WHAT THE TASK ASKS ->
Each line containing the word "from" must be collected.

TASK INPUTS ->
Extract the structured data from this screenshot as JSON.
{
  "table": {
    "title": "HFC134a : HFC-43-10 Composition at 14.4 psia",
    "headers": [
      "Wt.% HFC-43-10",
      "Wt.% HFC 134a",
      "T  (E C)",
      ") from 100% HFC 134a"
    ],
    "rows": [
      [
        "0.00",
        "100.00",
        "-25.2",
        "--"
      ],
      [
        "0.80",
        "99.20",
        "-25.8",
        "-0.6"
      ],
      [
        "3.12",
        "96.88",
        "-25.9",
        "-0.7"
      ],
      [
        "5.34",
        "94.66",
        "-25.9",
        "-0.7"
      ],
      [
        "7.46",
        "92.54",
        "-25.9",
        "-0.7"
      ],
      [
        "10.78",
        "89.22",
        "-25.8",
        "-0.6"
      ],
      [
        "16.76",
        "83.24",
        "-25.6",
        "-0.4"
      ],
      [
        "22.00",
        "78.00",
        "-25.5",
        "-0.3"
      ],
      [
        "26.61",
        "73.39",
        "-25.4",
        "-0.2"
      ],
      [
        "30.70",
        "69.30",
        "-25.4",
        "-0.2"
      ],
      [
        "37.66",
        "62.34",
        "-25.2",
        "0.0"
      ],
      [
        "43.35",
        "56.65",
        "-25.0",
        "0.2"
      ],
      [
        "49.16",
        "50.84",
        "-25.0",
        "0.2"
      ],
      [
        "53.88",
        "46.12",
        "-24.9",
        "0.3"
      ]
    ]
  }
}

EXERCISE SOLUTION ->
Extract the structured data from this screenshot as JSON.
      ") from 100% HFC 134a"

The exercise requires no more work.